_Your objective:_
Gather up the lines with the word "color" in them.

_Entries provided:_
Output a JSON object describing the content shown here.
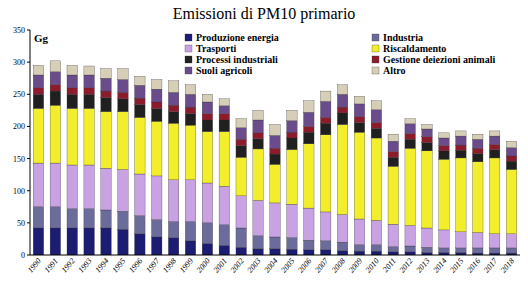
{
  "chart_data": {
    "type": "bar",
    "stacked": true,
    "title": "Emissioni di PM10 primario",
    "y_label": "Gg",
    "legend": "top",
    "grid": false,
    "categories": [
      "1990",
      "1991",
      "1992",
      "1993",
      "1994",
      "1995",
      "1996",
      "1997",
      "1998",
      "1999",
      "2000",
      "2001",
      "2002",
      "2003",
      "2004",
      "2005",
      "2006",
      "2007",
      "2008",
      "2009",
      "2010",
      "2011",
      "2012",
      "2013",
      "2014",
      "2015",
      "2016",
      "2017",
      "2018"
    ],
    "ylim": [
      0,
      350
    ],
    "yticks": [
      0,
      50,
      100,
      150,
      200,
      250,
      300,
      350
    ],
    "series": [
      {
        "name": "Produzione energia",
        "color": "#1c1c72",
        "values": [
          42,
          42,
          42,
          42,
          42,
          40,
          33,
          28,
          27,
          22,
          18,
          15,
          12,
          10,
          10,
          9,
          8,
          8,
          7,
          6,
          6,
          5,
          5,
          4,
          4,
          4,
          3,
          3,
          3
        ]
      },
      {
        "name": "Industria",
        "color": "#6c6c9c",
        "values": [
          33,
          33,
          30,
          30,
          28,
          28,
          28,
          27,
          25,
          30,
          32,
          32,
          30,
          20,
          18,
          18,
          15,
          14,
          13,
          10,
          10,
          8,
          9,
          8,
          7,
          7,
          8,
          8,
          8
        ]
      },
      {
        "name": "Trasporti",
        "color": "#c8a2e2",
        "values": [
          68,
          68,
          68,
          68,
          65,
          65,
          65,
          68,
          65,
          65,
          62,
          60,
          50,
          55,
          53,
          52,
          50,
          45,
          43,
          40,
          38,
          35,
          32,
          30,
          28,
          25,
          24,
          22,
          22
        ]
      },
      {
        "name": "Riscaldamento",
        "color": "#f2ee2c",
        "values": [
          85,
          90,
          88,
          88,
          88,
          90,
          88,
          85,
          88,
          85,
          80,
          85,
          60,
          80,
          60,
          85,
          100,
          120,
          140,
          135,
          128,
          90,
          120,
          120,
          110,
          115,
          110,
          118,
          100
        ]
      },
      {
        "name": "Processi industriali",
        "color": "#202020",
        "values": [
          22,
          22,
          22,
          22,
          22,
          20,
          20,
          20,
          18,
          18,
          18,
          18,
          18,
          16,
          16,
          18,
          18,
          18,
          18,
          15,
          15,
          14,
          14,
          13,
          13,
          12,
          13,
          13,
          13
        ]
      },
      {
        "name": "Gestione deiezioni animali",
        "color": "#8c1c2c",
        "values": [
          10,
          10,
          10,
          10,
          10,
          10,
          10,
          10,
          10,
          10,
          10,
          10,
          10,
          9,
          9,
          9,
          9,
          9,
          9,
          9,
          9,
          9,
          9,
          9,
          8,
          8,
          8,
          8,
          8
        ]
      },
      {
        "name": "Suoli agricoli",
        "color": "#6a4c8c",
        "values": [
          20,
          20,
          20,
          20,
          20,
          20,
          20,
          20,
          20,
          20,
          18,
          12,
          18,
          20,
          20,
          18,
          22,
          25,
          20,
          20,
          20,
          16,
          15,
          12,
          12,
          14,
          14,
          13,
          13
        ]
      },
      {
        "name": "Altro",
        "color": "#d6ceb6",
        "values": [
          15,
          17,
          15,
          14,
          15,
          17,
          14,
          15,
          18,
          15,
          12,
          11,
          14,
          15,
          17,
          16,
          18,
          16,
          15,
          12,
          14,
          11,
          8,
          7,
          8,
          8,
          8,
          8,
          10
        ]
      }
    ]
  }
}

_The answer:_
        "color": "#1c1c72",
        "color": "#6c6c9c",
        "color": "#c8a2e2",
        "color": "#f2ee2c",
        "color": "#202020",
        "color": "#8c1c2c",
        "color": "#6a4c8c",
        "color": "#d6ceb6",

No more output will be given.